Written request.
Could you transcribe every record below exactly as written, leaving out any pictures?

+ + + + + + +

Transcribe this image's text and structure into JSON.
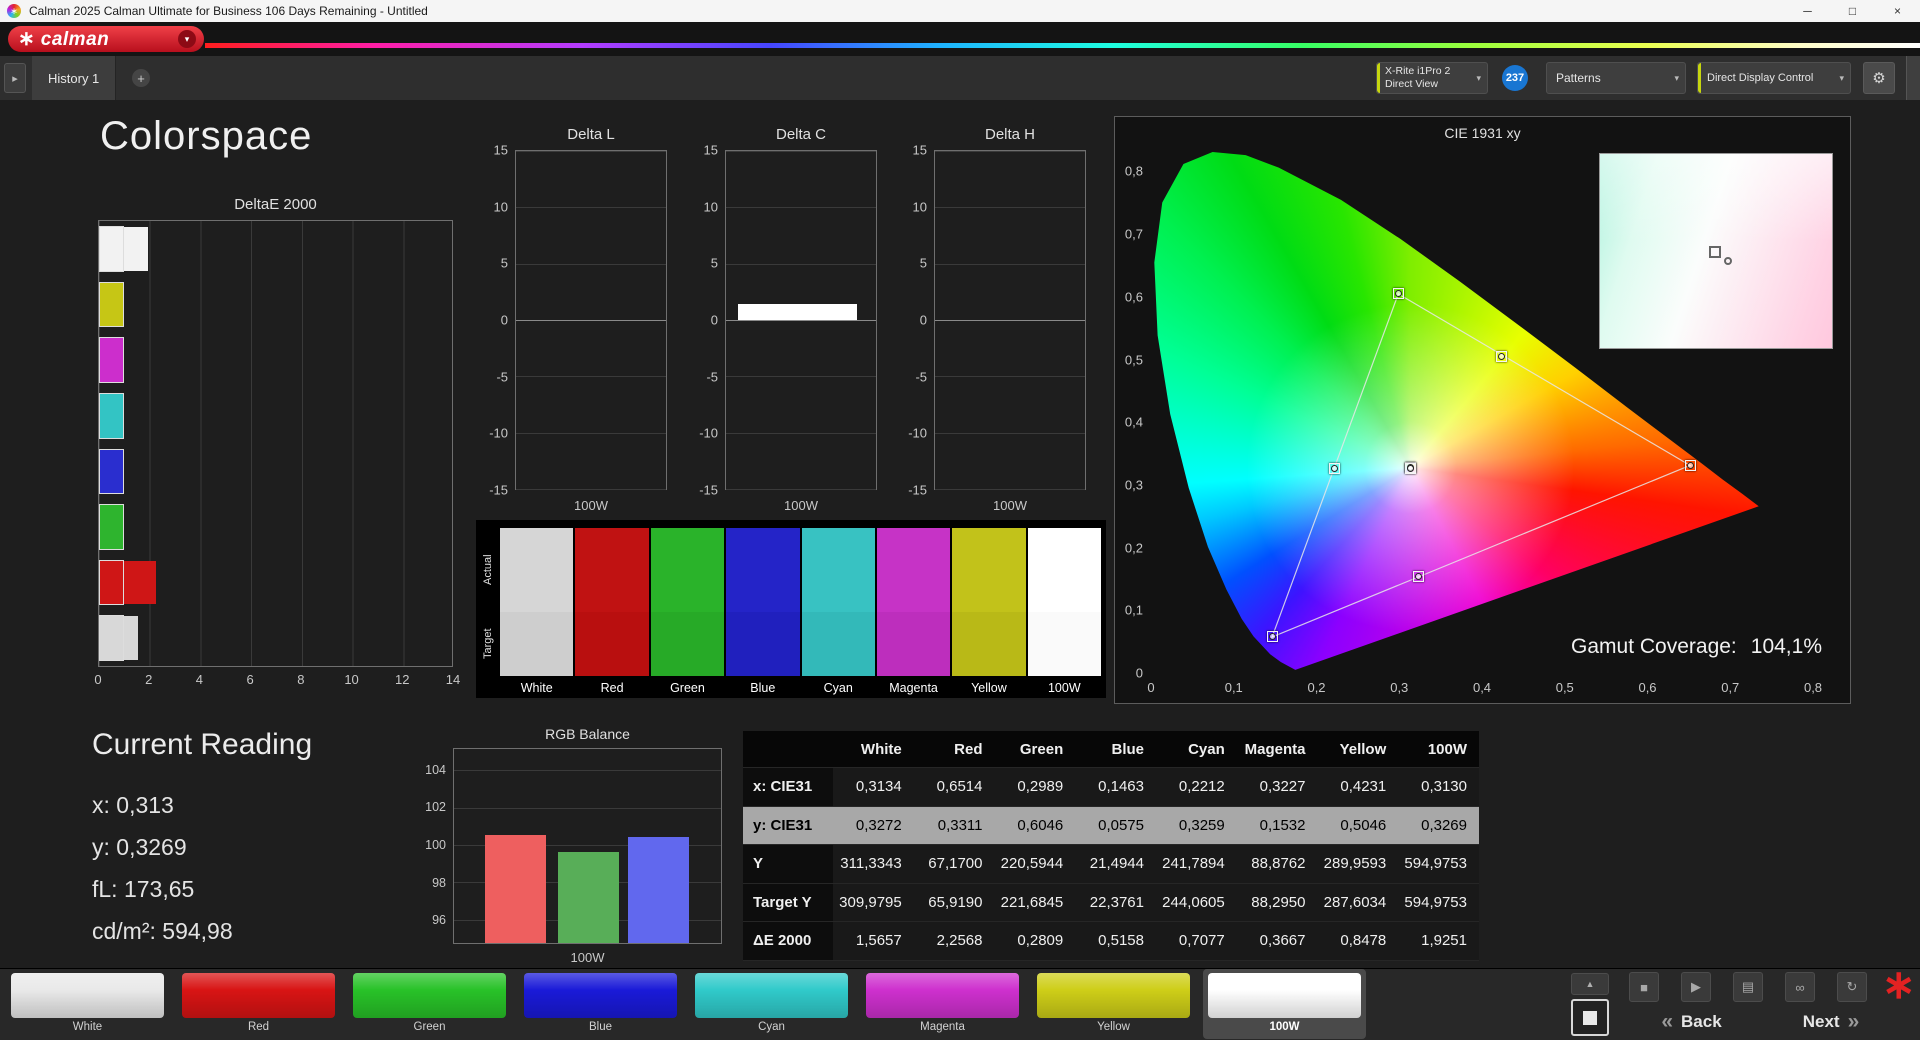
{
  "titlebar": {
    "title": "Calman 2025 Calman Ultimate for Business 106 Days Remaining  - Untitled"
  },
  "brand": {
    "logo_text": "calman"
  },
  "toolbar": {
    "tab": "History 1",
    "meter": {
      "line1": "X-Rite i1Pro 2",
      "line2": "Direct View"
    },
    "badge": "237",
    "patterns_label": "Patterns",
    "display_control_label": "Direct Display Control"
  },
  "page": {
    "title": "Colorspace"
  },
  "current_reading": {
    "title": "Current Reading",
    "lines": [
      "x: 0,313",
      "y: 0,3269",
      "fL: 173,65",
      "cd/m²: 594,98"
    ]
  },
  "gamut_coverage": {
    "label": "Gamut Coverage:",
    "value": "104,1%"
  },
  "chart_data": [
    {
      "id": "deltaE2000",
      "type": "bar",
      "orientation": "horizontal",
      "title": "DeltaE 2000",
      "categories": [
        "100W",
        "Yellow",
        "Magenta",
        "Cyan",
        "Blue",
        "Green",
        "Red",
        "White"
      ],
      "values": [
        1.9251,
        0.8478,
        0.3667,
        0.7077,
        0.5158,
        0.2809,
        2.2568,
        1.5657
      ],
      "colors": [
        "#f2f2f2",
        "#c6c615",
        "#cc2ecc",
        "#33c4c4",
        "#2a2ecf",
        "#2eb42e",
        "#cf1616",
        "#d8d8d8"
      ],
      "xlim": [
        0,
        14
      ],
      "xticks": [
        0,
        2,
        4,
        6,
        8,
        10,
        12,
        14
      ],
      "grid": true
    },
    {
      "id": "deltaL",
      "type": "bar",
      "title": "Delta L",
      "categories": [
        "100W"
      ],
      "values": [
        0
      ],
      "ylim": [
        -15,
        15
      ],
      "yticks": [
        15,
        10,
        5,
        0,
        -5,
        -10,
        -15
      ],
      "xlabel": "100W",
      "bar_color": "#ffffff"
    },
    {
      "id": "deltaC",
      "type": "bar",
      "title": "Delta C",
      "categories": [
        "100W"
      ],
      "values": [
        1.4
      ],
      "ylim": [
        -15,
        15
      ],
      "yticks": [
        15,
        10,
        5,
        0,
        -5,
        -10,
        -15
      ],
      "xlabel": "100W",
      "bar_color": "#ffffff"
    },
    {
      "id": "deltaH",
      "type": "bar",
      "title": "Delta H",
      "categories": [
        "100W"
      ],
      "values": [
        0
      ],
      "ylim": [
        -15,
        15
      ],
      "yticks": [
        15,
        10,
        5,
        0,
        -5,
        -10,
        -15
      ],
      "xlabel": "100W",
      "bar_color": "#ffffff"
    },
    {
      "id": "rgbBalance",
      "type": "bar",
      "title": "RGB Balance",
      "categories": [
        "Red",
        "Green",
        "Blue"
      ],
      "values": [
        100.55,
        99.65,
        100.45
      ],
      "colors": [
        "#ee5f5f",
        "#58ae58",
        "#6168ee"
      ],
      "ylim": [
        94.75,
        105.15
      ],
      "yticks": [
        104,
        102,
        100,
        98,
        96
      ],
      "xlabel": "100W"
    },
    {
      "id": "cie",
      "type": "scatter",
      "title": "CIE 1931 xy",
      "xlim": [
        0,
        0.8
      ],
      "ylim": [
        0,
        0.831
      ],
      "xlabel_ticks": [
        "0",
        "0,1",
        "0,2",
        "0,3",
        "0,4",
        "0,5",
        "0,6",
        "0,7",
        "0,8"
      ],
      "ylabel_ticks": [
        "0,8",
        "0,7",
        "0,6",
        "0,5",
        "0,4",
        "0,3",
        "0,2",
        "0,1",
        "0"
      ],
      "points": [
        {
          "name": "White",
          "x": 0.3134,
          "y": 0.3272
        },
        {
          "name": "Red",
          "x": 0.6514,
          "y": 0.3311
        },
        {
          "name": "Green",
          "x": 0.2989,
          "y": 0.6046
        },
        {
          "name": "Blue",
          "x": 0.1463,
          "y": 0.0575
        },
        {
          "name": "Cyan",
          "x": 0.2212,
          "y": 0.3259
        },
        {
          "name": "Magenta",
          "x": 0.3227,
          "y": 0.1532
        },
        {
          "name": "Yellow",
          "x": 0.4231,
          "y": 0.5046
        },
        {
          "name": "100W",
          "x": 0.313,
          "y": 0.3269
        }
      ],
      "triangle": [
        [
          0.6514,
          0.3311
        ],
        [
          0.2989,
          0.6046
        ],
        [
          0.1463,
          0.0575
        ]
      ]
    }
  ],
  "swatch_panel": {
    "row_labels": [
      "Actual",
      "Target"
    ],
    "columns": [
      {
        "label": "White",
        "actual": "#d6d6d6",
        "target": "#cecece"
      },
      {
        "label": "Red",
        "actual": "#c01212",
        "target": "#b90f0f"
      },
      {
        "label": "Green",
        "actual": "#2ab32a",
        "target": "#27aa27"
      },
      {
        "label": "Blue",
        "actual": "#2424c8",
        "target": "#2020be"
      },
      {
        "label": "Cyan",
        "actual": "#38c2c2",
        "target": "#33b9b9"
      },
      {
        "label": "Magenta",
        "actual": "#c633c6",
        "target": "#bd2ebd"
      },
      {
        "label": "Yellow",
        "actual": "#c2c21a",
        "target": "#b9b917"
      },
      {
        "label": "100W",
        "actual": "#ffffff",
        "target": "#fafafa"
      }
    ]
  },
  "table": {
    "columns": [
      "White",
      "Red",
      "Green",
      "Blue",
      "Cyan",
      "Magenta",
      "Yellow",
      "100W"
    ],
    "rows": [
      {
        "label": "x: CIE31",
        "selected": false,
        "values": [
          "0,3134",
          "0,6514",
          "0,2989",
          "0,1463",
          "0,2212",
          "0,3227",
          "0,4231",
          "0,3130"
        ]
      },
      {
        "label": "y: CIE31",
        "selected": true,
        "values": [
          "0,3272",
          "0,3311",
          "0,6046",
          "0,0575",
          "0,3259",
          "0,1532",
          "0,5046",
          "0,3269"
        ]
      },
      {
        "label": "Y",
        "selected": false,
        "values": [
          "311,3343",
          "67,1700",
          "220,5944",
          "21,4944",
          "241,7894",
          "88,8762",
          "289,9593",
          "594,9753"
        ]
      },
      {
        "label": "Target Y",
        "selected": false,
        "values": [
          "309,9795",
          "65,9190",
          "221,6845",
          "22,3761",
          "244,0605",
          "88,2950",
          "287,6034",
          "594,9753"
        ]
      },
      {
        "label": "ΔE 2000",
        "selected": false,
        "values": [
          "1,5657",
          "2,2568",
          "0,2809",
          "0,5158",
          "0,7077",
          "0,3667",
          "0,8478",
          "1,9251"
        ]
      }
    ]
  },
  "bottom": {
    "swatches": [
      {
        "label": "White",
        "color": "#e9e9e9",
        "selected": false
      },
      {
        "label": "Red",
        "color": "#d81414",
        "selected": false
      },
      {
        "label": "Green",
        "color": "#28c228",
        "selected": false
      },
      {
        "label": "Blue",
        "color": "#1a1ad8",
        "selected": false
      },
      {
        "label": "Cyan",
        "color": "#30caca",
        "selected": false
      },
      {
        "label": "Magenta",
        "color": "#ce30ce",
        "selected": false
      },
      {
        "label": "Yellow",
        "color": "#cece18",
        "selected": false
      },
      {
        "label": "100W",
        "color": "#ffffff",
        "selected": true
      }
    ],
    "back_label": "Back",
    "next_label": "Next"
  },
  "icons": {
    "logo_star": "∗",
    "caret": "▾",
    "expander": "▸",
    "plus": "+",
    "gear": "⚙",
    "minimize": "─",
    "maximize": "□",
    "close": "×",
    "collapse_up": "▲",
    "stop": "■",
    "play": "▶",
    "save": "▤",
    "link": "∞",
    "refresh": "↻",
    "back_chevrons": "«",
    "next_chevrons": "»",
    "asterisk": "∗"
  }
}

+ + + + + + +

Correct output.
Transcribe this image's text and structure into JSON.
{
  "titlebar": {
    "title": "Calman 2025 Calman Ultimate for Business 106 Days Remaining  - Untitled"
  },
  "brand": {
    "logo_text": "calman"
  },
  "toolbar": {
    "tab": "History 1",
    "meter": {
      "line1": "X-Rite i1Pro 2",
      "line2": "Direct View"
    },
    "badge": "237",
    "patterns_label": "Patterns",
    "display_control_label": "Direct Display Control"
  },
  "page": {
    "title": "Colorspace"
  },
  "current_reading": {
    "title": "Current Reading",
    "lines": [
      "x: 0,313",
      "y: 0,3269",
      "fL: 173,65",
      "cd/m²: 594,98"
    ]
  },
  "gamut_coverage": {
    "label": "Gamut Coverage:",
    "value": "104,1%"
  },
  "chart_data": [
    {
      "id": "deltaE2000",
      "type": "bar",
      "orientation": "horizontal",
      "title": "DeltaE 2000",
      "categories": [
        "100W",
        "Yellow",
        "Magenta",
        "Cyan",
        "Blue",
        "Green",
        "Red",
        "White"
      ],
      "values": [
        1.9251,
        0.8478,
        0.3667,
        0.7077,
        0.5158,
        0.2809,
        2.2568,
        1.5657
      ],
      "colors": [
        "#f2f2f2",
        "#c6c615",
        "#cc2ecc",
        "#33c4c4",
        "#2a2ecf",
        "#2eb42e",
        "#cf1616",
        "#d8d8d8"
      ],
      "xlim": [
        0,
        14
      ],
      "xticks": [
        0,
        2,
        4,
        6,
        8,
        10,
        12,
        14
      ],
      "grid": true
    },
    {
      "id": "deltaL",
      "type": "bar",
      "title": "Delta L",
      "categories": [
        "100W"
      ],
      "values": [
        0
      ],
      "ylim": [
        -15,
        15
      ],
      "yticks": [
        15,
        10,
        5,
        0,
        -5,
        -10,
        -15
      ],
      "xlabel": "100W",
      "bar_color": "#ffffff"
    },
    {
      "id": "deltaC",
      "type": "bar",
      "title": "Delta C",
      "categories": [
        "100W"
      ],
      "values": [
        1.4
      ],
      "ylim": [
        -15,
        15
      ],
      "yticks": [
        15,
        10,
        5,
        0,
        -5,
        -10,
        -15
      ],
      "xlabel": "100W",
      "bar_color": "#ffffff"
    },
    {
      "id": "deltaH",
      "type": "bar",
      "title": "Delta H",
      "categories": [
        "100W"
      ],
      "values": [
        0
      ],
      "ylim": [
        -15,
        15
      ],
      "yticks": [
        15,
        10,
        5,
        0,
        -5,
        -10,
        -15
      ],
      "xlabel": "100W",
      "bar_color": "#ffffff"
    },
    {
      "id": "rgbBalance",
      "type": "bar",
      "title": "RGB Balance",
      "categories": [
        "Red",
        "Green",
        "Blue"
      ],
      "values": [
        100.55,
        99.65,
        100.45
      ],
      "colors": [
        "#ee5f5f",
        "#58ae58",
        "#6168ee"
      ],
      "ylim": [
        94.75,
        105.15
      ],
      "yticks": [
        104,
        102,
        100,
        98,
        96
      ],
      "xlabel": "100W"
    },
    {
      "id": "cie",
      "type": "scatter",
      "title": "CIE 1931 xy",
      "xlim": [
        0,
        0.8
      ],
      "ylim": [
        0,
        0.831
      ],
      "xlabel_ticks": [
        "0",
        "0,1",
        "0,2",
        "0,3",
        "0,4",
        "0,5",
        "0,6",
        "0,7",
        "0,8"
      ],
      "ylabel_ticks": [
        "0,8",
        "0,7",
        "0,6",
        "0,5",
        "0,4",
        "0,3",
        "0,2",
        "0,1",
        "0"
      ],
      "points": [
        {
          "name": "White",
          "x": 0.3134,
          "y": 0.3272
        },
        {
          "name": "Red",
          "x": 0.6514,
          "y": 0.3311
        },
        {
          "name": "Green",
          "x": 0.2989,
          "y": 0.6046
        },
        {
          "name": "Blue",
          "x": 0.1463,
          "y": 0.0575
        },
        {
          "name": "Cyan",
          "x": 0.2212,
          "y": 0.3259
        },
        {
          "name": "Magenta",
          "x": 0.3227,
          "y": 0.1532
        },
        {
          "name": "Yellow",
          "x": 0.4231,
          "y": 0.5046
        },
        {
          "name": "100W",
          "x": 0.313,
          "y": 0.3269
        }
      ],
      "triangle": [
        [
          0.6514,
          0.3311
        ],
        [
          0.2989,
          0.6046
        ],
        [
          0.1463,
          0.0575
        ]
      ]
    }
  ],
  "swatch_panel": {
    "row_labels": [
      "Actual",
      "Target"
    ],
    "columns": [
      {
        "label": "White",
        "actual": "#d6d6d6",
        "target": "#cecece"
      },
      {
        "label": "Red",
        "actual": "#c01212",
        "target": "#b90f0f"
      },
      {
        "label": "Green",
        "actual": "#2ab32a",
        "target": "#27aa27"
      },
      {
        "label": "Blue",
        "actual": "#2424c8",
        "target": "#2020be"
      },
      {
        "label": "Cyan",
        "actual": "#38c2c2",
        "target": "#33b9b9"
      },
      {
        "label": "Magenta",
        "actual": "#c633c6",
        "target": "#bd2ebd"
      },
      {
        "label": "Yellow",
        "actual": "#c2c21a",
        "target": "#b9b917"
      },
      {
        "label": "100W",
        "actual": "#ffffff",
        "target": "#fafafa"
      }
    ]
  },
  "table": {
    "columns": [
      "White",
      "Red",
      "Green",
      "Blue",
      "Cyan",
      "Magenta",
      "Yellow",
      "100W"
    ],
    "rows": [
      {
        "label": "x: CIE31",
        "selected": false,
        "values": [
          "0,3134",
          "0,6514",
          "0,2989",
          "0,1463",
          "0,2212",
          "0,3227",
          "0,4231",
          "0,3130"
        ]
      },
      {
        "label": "y: CIE31",
        "selected": true,
        "values": [
          "0,3272",
          "0,3311",
          "0,6046",
          "0,0575",
          "0,3259",
          "0,1532",
          "0,5046",
          "0,3269"
        ]
      },
      {
        "label": "Y",
        "selected": false,
        "values": [
          "311,3343",
          "67,1700",
          "220,5944",
          "21,4944",
          "241,7894",
          "88,8762",
          "289,9593",
          "594,9753"
        ]
      },
      {
        "label": "Target Y",
        "selected": false,
        "values": [
          "309,9795",
          "65,9190",
          "221,6845",
          "22,3761",
          "244,0605",
          "88,2950",
          "287,6034",
          "594,9753"
        ]
      },
      {
        "label": "ΔE 2000",
        "selected": false,
        "values": [
          "1,5657",
          "2,2568",
          "0,2809",
          "0,5158",
          "0,7077",
          "0,3667",
          "0,8478",
          "1,9251"
        ]
      }
    ]
  },
  "bottom": {
    "swatches": [
      {
        "label": "White",
        "color": "#e9e9e9",
        "selected": false
      },
      {
        "label": "Red",
        "color": "#d81414",
        "selected": false
      },
      {
        "label": "Green",
        "color": "#28c228",
        "selected": false
      },
      {
        "label": "Blue",
        "color": "#1a1ad8",
        "selected": false
      },
      {
        "label": "Cyan",
        "color": "#30caca",
        "selected": false
      },
      {
        "label": "Magenta",
        "color": "#ce30ce",
        "selected": false
      },
      {
        "label": "Yellow",
        "color": "#cece18",
        "selected": false
      },
      {
        "label": "100W",
        "color": "#ffffff",
        "selected": true
      }
    ],
    "back_label": "Back",
    "next_label": "Next"
  },
  "icons": {
    "logo_star": "∗",
    "caret": "▾",
    "expander": "▸",
    "plus": "+",
    "gear": "⚙",
    "minimize": "─",
    "maximize": "□",
    "close": "×",
    "collapse_up": "▲",
    "stop": "■",
    "play": "▶",
    "save": "▤",
    "link": "∞",
    "refresh": "↻",
    "back_chevrons": "«",
    "next_chevrons": "»",
    "asterisk": "∗"
  }
}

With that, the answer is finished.